(Spatial layout data)
──────────

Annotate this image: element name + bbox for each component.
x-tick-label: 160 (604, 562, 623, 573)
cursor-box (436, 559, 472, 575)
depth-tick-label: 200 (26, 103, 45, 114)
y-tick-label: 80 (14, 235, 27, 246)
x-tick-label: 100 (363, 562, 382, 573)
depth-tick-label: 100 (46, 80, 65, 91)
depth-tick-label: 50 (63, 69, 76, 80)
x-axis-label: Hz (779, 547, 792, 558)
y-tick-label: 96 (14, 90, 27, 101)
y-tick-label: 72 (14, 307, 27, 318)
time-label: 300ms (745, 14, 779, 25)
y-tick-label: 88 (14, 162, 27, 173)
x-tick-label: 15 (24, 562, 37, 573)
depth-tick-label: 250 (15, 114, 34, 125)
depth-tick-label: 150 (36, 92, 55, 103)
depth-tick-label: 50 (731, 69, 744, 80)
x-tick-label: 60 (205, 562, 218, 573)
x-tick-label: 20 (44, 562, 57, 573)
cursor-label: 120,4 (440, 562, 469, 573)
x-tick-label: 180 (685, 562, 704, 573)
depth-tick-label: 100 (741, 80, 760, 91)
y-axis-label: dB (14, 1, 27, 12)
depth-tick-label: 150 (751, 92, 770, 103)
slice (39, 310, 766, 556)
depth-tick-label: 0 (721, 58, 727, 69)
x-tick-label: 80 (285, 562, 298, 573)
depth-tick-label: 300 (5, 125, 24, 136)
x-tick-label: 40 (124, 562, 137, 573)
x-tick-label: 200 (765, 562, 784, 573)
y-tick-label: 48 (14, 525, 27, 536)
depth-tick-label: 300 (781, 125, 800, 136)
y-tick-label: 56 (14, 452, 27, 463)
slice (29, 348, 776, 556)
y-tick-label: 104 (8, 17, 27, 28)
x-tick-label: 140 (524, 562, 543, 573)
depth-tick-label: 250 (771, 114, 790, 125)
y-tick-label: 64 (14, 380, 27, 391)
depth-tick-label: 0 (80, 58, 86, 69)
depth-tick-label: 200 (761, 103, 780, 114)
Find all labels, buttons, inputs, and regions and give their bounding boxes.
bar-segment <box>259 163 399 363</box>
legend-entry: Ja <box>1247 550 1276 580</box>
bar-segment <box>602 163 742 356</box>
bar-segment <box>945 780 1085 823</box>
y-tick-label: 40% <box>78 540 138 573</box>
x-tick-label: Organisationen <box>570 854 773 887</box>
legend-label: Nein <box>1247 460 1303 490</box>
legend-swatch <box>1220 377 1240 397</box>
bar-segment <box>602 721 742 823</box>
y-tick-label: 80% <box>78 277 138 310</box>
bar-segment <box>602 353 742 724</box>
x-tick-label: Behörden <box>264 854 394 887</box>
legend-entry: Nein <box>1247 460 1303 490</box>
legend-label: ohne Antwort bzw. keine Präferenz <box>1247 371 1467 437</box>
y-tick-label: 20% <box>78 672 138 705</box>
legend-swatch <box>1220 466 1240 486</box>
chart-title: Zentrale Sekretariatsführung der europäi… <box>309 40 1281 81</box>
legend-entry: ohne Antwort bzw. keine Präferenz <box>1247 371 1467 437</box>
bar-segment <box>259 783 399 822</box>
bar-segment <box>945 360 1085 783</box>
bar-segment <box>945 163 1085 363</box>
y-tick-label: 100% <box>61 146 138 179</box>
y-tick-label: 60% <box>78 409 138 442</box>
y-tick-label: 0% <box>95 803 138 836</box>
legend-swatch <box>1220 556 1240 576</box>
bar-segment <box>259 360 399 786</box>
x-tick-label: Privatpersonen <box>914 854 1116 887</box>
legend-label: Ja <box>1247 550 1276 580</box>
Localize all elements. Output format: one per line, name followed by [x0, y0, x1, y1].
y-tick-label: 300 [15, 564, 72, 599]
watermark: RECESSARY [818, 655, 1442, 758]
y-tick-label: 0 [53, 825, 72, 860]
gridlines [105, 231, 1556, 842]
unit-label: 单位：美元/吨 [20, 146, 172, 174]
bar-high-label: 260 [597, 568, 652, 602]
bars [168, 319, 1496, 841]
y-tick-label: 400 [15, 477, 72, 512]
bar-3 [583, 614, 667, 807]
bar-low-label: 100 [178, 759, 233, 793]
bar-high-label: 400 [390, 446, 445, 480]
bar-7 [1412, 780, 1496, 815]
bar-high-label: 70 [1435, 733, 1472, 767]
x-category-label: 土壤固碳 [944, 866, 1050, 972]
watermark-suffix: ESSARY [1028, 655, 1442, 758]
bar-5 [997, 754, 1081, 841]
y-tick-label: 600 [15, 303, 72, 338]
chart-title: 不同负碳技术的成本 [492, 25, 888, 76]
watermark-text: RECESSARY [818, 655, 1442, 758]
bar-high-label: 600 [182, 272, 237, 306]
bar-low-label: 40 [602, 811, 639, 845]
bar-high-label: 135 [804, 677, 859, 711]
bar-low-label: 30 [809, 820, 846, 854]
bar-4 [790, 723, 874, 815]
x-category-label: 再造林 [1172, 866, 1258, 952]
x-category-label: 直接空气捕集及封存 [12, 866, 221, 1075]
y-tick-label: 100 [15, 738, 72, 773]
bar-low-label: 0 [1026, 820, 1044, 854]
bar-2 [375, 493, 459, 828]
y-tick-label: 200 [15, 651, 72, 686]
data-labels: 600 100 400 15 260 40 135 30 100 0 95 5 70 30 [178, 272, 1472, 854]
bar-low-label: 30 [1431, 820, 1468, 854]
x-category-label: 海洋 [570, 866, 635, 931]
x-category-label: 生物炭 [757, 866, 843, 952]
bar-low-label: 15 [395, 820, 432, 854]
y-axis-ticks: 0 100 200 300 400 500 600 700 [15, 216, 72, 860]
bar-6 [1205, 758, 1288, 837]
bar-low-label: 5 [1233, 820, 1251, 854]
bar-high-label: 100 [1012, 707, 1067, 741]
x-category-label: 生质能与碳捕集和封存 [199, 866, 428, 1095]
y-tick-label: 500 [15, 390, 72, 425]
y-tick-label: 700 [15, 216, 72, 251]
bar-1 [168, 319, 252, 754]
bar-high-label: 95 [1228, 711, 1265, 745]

──────────

Problem description: Reproduce the material above verbatim, line by line and in its original order.

Correct answer:
Annotate this image: element name + bbox for each component.
x-tick-label: 160 (604, 562, 623, 573)
cursor-box (436, 559, 472, 575)
depth-tick-label: 200 (26, 103, 45, 114)
y-tick-label: 80 (14, 235, 27, 246)
x-tick-label: 100 (363, 562, 382, 573)
depth-tick-label: 100 (46, 80, 65, 91)
depth-tick-label: 50 (63, 69, 76, 80)
x-axis-label: Hz (779, 547, 792, 558)
y-tick-label: 96 (14, 90, 27, 101)
y-tick-label: 72 (14, 307, 27, 318)
time-label: 300ms (745, 14, 779, 25)
y-tick-label: 88 (14, 162, 27, 173)
x-tick-label: 15 (24, 562, 37, 573)
depth-tick-label: 250 (15, 114, 34, 125)
depth-tick-label: 150 (36, 92, 55, 103)
depth-tick-label: 50 (731, 69, 744, 80)
x-tick-label: 60 (205, 562, 218, 573)
x-tick-label: 20 (44, 562, 57, 573)
cursor-label: 120,4 (440, 562, 469, 573)
x-tick-label: 180 (685, 562, 704, 573)
depth-tick-label: 100 (741, 80, 760, 91)
y-axis-label: dB (14, 1, 27, 12)
depth-tick-label: 150 (751, 92, 770, 103)
slice (39, 310, 766, 556)
depth-tick-label: 0 (721, 58, 727, 69)
x-tick-label: 80 (285, 562, 298, 573)
depth-tick-label: 300 (5, 125, 24, 136)
x-tick-label: 40 (124, 562, 137, 573)
x-tick-label: 200 (765, 562, 784, 573)
y-tick-label: 48 (14, 525, 27, 536)
depth-tick-label: 300 (781, 125, 800, 136)
y-tick-label: 56 (14, 452, 27, 463)
slice (29, 348, 776, 556)
y-tick-label: 104 (8, 17, 27, 28)
x-tick-label: 140 (524, 562, 543, 573)
depth-tick-label: 250 (771, 114, 790, 125)
y-tick-label: 64 (14, 380, 27, 391)
depth-tick-label: 0 (80, 58, 86, 69)
depth-tick-label: 200 (761, 103, 780, 114)
Find all labels, buttons, inputs, and regions and give their bounding boxes.
bar-segment <box>259 163 399 363</box>
legend-entry: Ja <box>1247 550 1276 580</box>
bar-segment <box>602 163 742 356</box>
bar-segment <box>945 780 1085 823</box>
y-tick-label: 40% <box>78 540 138 573</box>
x-tick-label: Organisationen <box>570 854 773 887</box>
legend-label: Nein <box>1247 460 1303 490</box>
legend-swatch <box>1220 377 1240 397</box>
bar-segment <box>602 721 742 823</box>
y-tick-label: 80% <box>78 277 138 310</box>
bar-segment <box>602 353 742 724</box>
x-tick-label: Behörden <box>264 854 394 887</box>
legend-entry: Nein <box>1247 460 1303 490</box>
legend-label: ohne Antwort bzw. keine Präferenz <box>1247 371 1467 437</box>
y-tick-label: 20% <box>78 672 138 705</box>
legend-swatch <box>1220 466 1240 486</box>
chart-title: Zentrale Sekretariatsführung der europäi… <box>309 40 1281 81</box>
legend-entry: ohne Antwort bzw. keine Präferenz <box>1247 371 1467 437</box>
bar-segment <box>259 783 399 822</box>
bar-segment <box>945 360 1085 783</box>
bar-segment <box>945 163 1085 363</box>
y-tick-label: 100% <box>61 146 138 179</box>
y-tick-label: 60% <box>78 409 138 442</box>
y-tick-label: 0% <box>95 803 138 836</box>
legend-swatch <box>1220 556 1240 576</box>
bar-segment <box>259 360 399 786</box>
x-tick-label: Privatpersonen <box>914 854 1116 887</box>
legend-label: Ja <box>1247 550 1276 580</box>
Localize all elements. Output format: one per line, name followed by [x0, y0, x1, y1].
y-tick-label: 300 [15, 564, 72, 599]
watermark: RECESSARY [818, 655, 1442, 758]
y-tick-label: 0 [53, 825, 72, 860]
gridlines [105, 231, 1556, 842]
unit-label: 单位：美元/吨 [20, 146, 172, 174]
bar-high-label: 260 [597, 568, 652, 602]
bars [168, 319, 1496, 841]
y-tick-label: 400 [15, 477, 72, 512]
bar-3 [583, 614, 667, 807]
bar-low-label: 100 [178, 759, 233, 793]
bar-high-label: 400 [390, 446, 445, 480]
bar-7 [1412, 780, 1496, 815]
bar-high-label: 70 [1435, 733, 1472, 767]
x-category-label: 土壤固碳 [944, 866, 1050, 972]
watermark-suffix: ESSARY [1028, 655, 1442, 758]
bar-5 [997, 754, 1081, 841]
y-tick-label: 600 [15, 303, 72, 338]
chart-title: 不同负碳技术的成本 [492, 25, 888, 76]
watermark-text: RECESSARY [818, 655, 1442, 758]
bar-high-label: 600 [182, 272, 237, 306]
bar-low-label: 40 [602, 811, 639, 845]
bar-high-label: 135 [804, 677, 859, 711]
bar-low-label: 30 [809, 820, 846, 854]
bar-4 [790, 723, 874, 815]
x-category-label: 再造林 [1172, 866, 1258, 952]
x-category-label: 直接空气捕集及封存 [12, 866, 221, 1075]
y-tick-label: 100 [15, 738, 72, 773]
bar-low-label: 0 [1026, 820, 1044, 854]
bar-2 [375, 493, 459, 828]
y-tick-label: 200 [15, 651, 72, 686]
data-labels: 600 100 400 15 260 40 135 30 100 0 95 5 70 30 [178, 272, 1472, 854]
bar-low-label: 30 [1431, 820, 1468, 854]
x-category-label: 海洋 [570, 866, 635, 931]
x-category-label: 生物炭 [757, 866, 843, 952]
bar-low-label: 15 [395, 820, 432, 854]
y-axis-ticks: 0 100 200 300 400 500 600 700 [15, 216, 72, 860]
bar-6 [1205, 758, 1288, 837]
bar-low-label: 5 [1233, 820, 1251, 854]
bar-high-label: 100 [1012, 707, 1067, 741]
x-category-label: 生质能与碳捕集和封存 [199, 866, 428, 1095]
y-tick-label: 500 [15, 390, 72, 425]
y-tick-label: 700 [15, 216, 72, 251]
bar-1 [168, 319, 252, 754]
bar-high-label: 95 [1228, 711, 1265, 745]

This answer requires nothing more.